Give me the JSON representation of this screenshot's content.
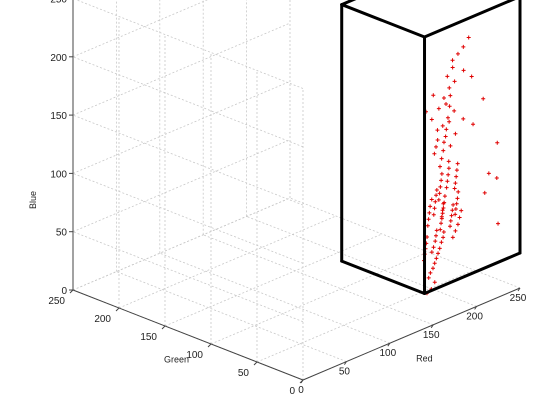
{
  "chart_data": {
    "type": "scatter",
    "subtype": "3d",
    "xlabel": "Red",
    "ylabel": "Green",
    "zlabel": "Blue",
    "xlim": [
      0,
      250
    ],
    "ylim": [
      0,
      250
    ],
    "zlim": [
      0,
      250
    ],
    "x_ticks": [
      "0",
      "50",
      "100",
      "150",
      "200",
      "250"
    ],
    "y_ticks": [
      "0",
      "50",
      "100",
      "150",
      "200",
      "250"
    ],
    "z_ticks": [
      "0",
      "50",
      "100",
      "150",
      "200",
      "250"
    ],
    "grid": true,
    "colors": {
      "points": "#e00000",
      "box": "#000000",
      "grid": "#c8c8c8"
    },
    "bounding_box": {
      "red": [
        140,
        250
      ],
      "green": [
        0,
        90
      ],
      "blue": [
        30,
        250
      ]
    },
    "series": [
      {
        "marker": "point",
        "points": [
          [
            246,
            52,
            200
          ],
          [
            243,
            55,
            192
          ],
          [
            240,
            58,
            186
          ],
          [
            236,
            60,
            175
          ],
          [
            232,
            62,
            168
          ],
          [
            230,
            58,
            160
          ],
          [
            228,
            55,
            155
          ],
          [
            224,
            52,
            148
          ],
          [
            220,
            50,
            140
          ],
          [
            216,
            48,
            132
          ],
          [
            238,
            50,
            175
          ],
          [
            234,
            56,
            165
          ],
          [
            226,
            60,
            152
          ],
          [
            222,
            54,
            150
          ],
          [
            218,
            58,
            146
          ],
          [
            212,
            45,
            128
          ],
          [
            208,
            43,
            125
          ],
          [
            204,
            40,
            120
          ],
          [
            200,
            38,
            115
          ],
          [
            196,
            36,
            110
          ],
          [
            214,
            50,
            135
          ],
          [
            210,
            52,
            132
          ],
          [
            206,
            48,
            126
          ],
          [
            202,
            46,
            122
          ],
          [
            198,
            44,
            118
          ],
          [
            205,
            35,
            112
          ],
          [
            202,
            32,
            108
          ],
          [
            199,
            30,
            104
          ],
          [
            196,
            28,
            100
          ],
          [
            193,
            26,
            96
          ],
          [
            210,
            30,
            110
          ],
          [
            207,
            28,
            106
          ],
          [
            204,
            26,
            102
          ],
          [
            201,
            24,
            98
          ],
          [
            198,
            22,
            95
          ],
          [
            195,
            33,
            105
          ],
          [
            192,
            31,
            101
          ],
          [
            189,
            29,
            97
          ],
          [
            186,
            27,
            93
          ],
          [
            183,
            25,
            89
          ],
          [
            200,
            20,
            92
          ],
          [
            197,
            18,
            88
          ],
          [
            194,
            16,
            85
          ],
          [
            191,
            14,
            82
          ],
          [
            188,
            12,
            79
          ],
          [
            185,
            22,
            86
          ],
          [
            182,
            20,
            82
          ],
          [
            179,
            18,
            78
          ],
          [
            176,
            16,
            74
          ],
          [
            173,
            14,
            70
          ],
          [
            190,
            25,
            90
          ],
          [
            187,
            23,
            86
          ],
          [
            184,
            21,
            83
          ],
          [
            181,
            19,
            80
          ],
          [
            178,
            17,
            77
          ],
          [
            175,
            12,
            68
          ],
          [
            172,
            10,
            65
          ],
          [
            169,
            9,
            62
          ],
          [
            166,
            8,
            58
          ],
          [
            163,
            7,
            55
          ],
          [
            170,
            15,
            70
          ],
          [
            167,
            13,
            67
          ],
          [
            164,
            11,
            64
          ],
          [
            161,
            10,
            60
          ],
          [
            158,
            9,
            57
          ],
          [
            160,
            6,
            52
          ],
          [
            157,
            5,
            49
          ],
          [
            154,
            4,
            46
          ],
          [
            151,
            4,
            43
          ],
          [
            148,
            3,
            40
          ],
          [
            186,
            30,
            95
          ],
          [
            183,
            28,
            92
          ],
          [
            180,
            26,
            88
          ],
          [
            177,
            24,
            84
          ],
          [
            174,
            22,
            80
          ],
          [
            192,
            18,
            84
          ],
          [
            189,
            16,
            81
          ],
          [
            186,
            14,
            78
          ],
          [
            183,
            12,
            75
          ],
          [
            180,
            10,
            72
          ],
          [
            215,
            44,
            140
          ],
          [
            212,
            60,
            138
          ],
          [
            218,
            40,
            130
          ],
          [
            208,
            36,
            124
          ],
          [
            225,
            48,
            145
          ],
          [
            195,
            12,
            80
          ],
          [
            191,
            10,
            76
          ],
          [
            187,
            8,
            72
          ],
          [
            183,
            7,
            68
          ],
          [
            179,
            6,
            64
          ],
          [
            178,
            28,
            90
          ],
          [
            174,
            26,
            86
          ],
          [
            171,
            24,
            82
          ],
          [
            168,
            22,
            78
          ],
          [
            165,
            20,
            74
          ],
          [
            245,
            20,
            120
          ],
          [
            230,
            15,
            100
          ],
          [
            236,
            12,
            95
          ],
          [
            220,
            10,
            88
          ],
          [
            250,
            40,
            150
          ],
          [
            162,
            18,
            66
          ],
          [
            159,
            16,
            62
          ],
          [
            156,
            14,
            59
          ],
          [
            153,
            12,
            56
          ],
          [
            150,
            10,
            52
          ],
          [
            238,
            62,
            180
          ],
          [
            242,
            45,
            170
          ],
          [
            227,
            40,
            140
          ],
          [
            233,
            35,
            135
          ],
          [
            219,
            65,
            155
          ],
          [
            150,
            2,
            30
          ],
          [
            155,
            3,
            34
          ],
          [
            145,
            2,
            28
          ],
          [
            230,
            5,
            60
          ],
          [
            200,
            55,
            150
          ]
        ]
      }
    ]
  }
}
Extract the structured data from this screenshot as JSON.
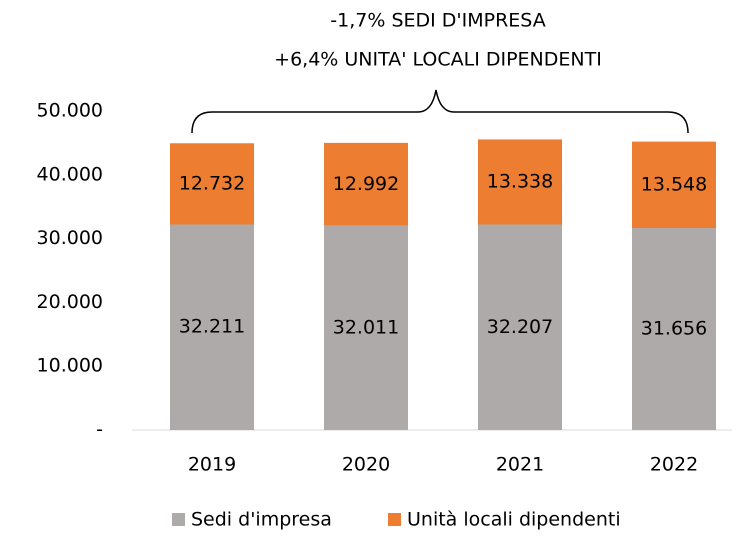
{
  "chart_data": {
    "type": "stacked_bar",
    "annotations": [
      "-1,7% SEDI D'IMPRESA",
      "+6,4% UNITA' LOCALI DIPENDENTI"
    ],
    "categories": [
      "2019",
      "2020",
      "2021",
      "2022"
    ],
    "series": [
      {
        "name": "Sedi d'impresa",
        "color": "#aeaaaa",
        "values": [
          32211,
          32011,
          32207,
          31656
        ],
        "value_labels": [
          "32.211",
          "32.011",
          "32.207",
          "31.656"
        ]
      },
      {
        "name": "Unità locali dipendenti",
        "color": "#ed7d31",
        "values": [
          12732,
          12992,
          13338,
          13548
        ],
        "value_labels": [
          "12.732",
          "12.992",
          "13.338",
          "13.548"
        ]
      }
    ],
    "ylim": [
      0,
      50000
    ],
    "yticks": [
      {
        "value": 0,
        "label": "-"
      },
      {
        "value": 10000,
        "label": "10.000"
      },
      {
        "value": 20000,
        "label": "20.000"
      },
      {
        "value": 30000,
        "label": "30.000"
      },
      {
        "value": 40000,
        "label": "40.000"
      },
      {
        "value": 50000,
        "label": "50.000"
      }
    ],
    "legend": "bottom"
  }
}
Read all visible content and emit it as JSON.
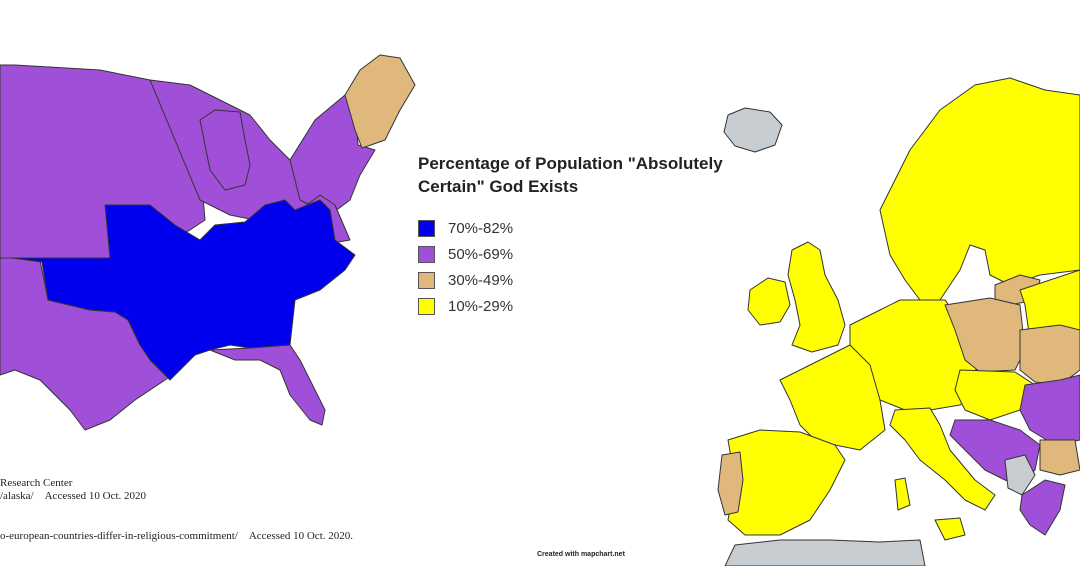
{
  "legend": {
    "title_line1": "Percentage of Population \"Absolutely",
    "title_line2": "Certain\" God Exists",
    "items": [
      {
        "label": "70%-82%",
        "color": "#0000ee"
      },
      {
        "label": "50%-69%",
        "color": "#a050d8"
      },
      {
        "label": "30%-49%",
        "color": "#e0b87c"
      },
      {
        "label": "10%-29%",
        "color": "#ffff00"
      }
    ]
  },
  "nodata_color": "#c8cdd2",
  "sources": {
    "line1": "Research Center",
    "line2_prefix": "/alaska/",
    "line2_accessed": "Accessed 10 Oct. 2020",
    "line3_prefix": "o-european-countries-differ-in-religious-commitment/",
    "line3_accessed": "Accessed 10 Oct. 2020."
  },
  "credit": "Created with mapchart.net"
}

===============

What is required: Working from the material above, transcribe it exactly while omitting pictures.

Output of the exercise:
Give me the JSON representation of this screenshot's content.
{
  "chart_data": {
    "type": "scatter",
    "subtype": "3d",
    "xlabel": "Red",
    "ylabel": "Green",
    "zlabel": "Blue",
    "xlim": [
      0,
      250
    ],
    "ylim": [
      0,
      250
    ],
    "zlim": [
      0,
      250
    ],
    "x_ticks": [
      "0",
      "50",
      "100",
      "150",
      "200",
      "250"
    ],
    "y_ticks": [
      "0",
      "50",
      "100",
      "150",
      "200",
      "250"
    ],
    "z_ticks": [
      "0",
      "50",
      "100",
      "150",
      "200",
      "250"
    ],
    "grid": true,
    "colors": {
      "points": "#e00000",
      "box": "#000000",
      "grid": "#c8c8c8"
    },
    "bounding_box": {
      "red": [
        140,
        250
      ],
      "green": [
        0,
        90
      ],
      "blue": [
        30,
        250
      ]
    },
    "series": [
      {
        "marker": "point",
        "points": [
          [
            246,
            52,
            200
          ],
          [
            243,
            55,
            192
          ],
          [
            240,
            58,
            186
          ],
          [
            236,
            60,
            175
          ],
          [
            232,
            62,
            168
          ],
          [
            230,
            58,
            160
          ],
          [
            228,
            55,
            155
          ],
          [
            224,
            52,
            148
          ],
          [
            220,
            50,
            140
          ],
          [
            216,
            48,
            132
          ],
          [
            238,
            50,
            175
          ],
          [
            234,
            56,
            165
          ],
          [
            226,
            60,
            152
          ],
          [
            222,
            54,
            150
          ],
          [
            218,
            58,
            146
          ],
          [
            212,
            45,
            128
          ],
          [
            208,
            43,
            125
          ],
          [
            204,
            40,
            120
          ],
          [
            200,
            38,
            115
          ],
          [
            196,
            36,
            110
          ],
          [
            214,
            50,
            135
          ],
          [
            210,
            52,
            132
          ],
          [
            206,
            48,
            126
          ],
          [
            202,
            46,
            122
          ],
          [
            198,
            44,
            118
          ],
          [
            205,
            35,
            112
          ],
          [
            202,
            32,
            108
          ],
          [
            199,
            30,
            104
          ],
          [
            196,
            28,
            100
          ],
          [
            193,
            26,
            96
          ],
          [
            210,
            30,
            110
          ],
          [
            207,
            28,
            106
          ],
          [
            204,
            26,
            102
          ],
          [
            201,
            24,
            98
          ],
          [
            198,
            22,
            95
          ],
          [
            195,
            33,
            105
          ],
          [
            192,
            31,
            101
          ],
          [
            189,
            29,
            97
          ],
          [
            186,
            27,
            93
          ],
          [
            183,
            25,
            89
          ],
          [
            200,
            20,
            92
          ],
          [
            197,
            18,
            88
          ],
          [
            194,
            16,
            85
          ],
          [
            191,
            14,
            82
          ],
          [
            188,
            12,
            79
          ],
          [
            185,
            22,
            86
          ],
          [
            182,
            20,
            82
          ],
          [
            179,
            18,
            78
          ],
          [
            176,
            16,
            74
          ],
          [
            173,
            14,
            70
          ],
          [
            190,
            25,
            90
          ],
          [
            187,
            23,
            86
          ],
          [
            184,
            21,
            83
          ],
          [
            181,
            19,
            80
          ],
          [
            178,
            17,
            77
          ],
          [
            175,
            12,
            68
          ],
          [
            172,
            10,
            65
          ],
          [
            169,
            9,
            62
          ],
          [
            166,
            8,
            58
          ],
          [
            163,
            7,
            55
          ],
          [
            170,
            15,
            70
          ],
          [
            167,
            13,
            67
          ],
          [
            164,
            11,
            64
          ],
          [
            161,
            10,
            60
          ],
          [
            158,
            9,
            57
          ],
          [
            160,
            6,
            52
          ],
          [
            157,
            5,
            49
          ],
          [
            154,
            4,
            46
          ],
          [
            151,
            4,
            43
          ],
          [
            148,
            3,
            40
          ],
          [
            186,
            30,
            95
          ],
          [
            183,
            28,
            92
          ],
          [
            180,
            26,
            88
          ],
          [
            177,
            24,
            84
          ],
          [
            174,
            22,
            80
          ],
          [
            192,
            18,
            84
          ],
          [
            189,
            16,
            81
          ],
          [
            186,
            14,
            78
          ],
          [
            183,
            12,
            75
          ],
          [
            180,
            10,
            72
          ],
          [
            215,
            44,
            140
          ],
          [
            212,
            60,
            138
          ],
          [
            218,
            40,
            130
          ],
          [
            208,
            36,
            124
          ],
          [
            225,
            48,
            145
          ],
          [
            195,
            12,
            80
          ],
          [
            191,
            10,
            76
          ],
          [
            187,
            8,
            72
          ],
          [
            183,
            7,
            68
          ],
          [
            179,
            6,
            64
          ],
          [
            178,
            28,
            90
          ],
          [
            174,
            26,
            86
          ],
          [
            171,
            24,
            82
          ],
          [
            168,
            22,
            78
          ],
          [
            165,
            20,
            74
          ],
          [
            245,
            20,
            120
          ],
          [
            230,
            15,
            100
          ],
          [
            236,
            12,
            95
          ],
          [
            220,
            10,
            88
          ],
          [
            250,
            40,
            150
          ],
          [
            162,
            18,
            66
          ],
          [
            159,
            16,
            62
          ],
          [
            156,
            14,
            59
          ],
          [
            153,
            12,
            56
          ],
          [
            150,
            10,
            52
          ],
          [
            238,
            62,
            180
          ],
          [
            242,
            45,
            170
          ],
          [
            227,
            40,
            140
          ],
          [
            233,
            35,
            135
          ],
          [
            219,
            65,
            155
          ],
          [
            150,
            2,
            30
          ],
          [
            155,
            3,
            34
          ],
          [
            145,
            2,
            28
          ],
          [
            230,
            5,
            60
          ],
          [
            200,
            55,
            150
          ]
        ]
      }
    ]
  }
}
Extract the structured data from this screenshot as JSON.
{
  "chart_data": {
    "type": "stacked_bar",
    "annotations": [
      "-1,7% SEDI D'IMPRESA",
      "+6,4% UNITA' LOCALI DIPENDENTI"
    ],
    "categories": [
      "2019",
      "2020",
      "2021",
      "2022"
    ],
    "series": [
      {
        "name": "Sedi d'impresa",
        "color": "#aeaaaa",
        "values": [
          32211,
          32011,
          32207,
          31656
        ],
        "value_labels": [
          "32.211",
          "32.011",
          "32.207",
          "31.656"
        ]
      },
      {
        "name": "Unità locali dipendenti",
        "color": "#ed7d31",
        "values": [
          12732,
          12992,
          13338,
          13548
        ],
        "value_labels": [
          "12.732",
          "12.992",
          "13.338",
          "13.548"
        ]
      }
    ],
    "ylim": [
      0,
      50000
    ],
    "yticks": [
      {
        "value": 0,
        "label": "-"
      },
      {
        "value": 10000,
        "label": "10.000"
      },
      {
        "value": 20000,
        "label": "20.000"
      },
      {
        "value": 30000,
        "label": "30.000"
      },
      {
        "value": 40000,
        "label": "40.000"
      },
      {
        "value": 50000,
        "label": "50.000"
      }
    ],
    "legend": "bottom"
  }
}
Read all visible content and emit it as JSON.
{
  "legend": {
    "title_line1": "Percentage of Population \"Absolutely",
    "title_line2": "Certain\" God Exists",
    "items": [
      {
        "label": "70%-82%",
        "color": "#0000ee"
      },
      {
        "label": "50%-69%",
        "color": "#a050d8"
      },
      {
        "label": "30%-49%",
        "color": "#e0b87c"
      },
      {
        "label": "10%-29%",
        "color": "#ffff00"
      }
    ]
  },
  "nodata_color": "#c8cdd2",
  "sources": {
    "line1": "Research Center",
    "line2_prefix": "/alaska/",
    "line2_accessed": "Accessed 10 Oct. 2020",
    "line3_prefix": "o-european-countries-differ-in-religious-commitment/",
    "line3_accessed": "Accessed 10 Oct. 2020."
  },
  "credit": "Created with mapchart.net"
}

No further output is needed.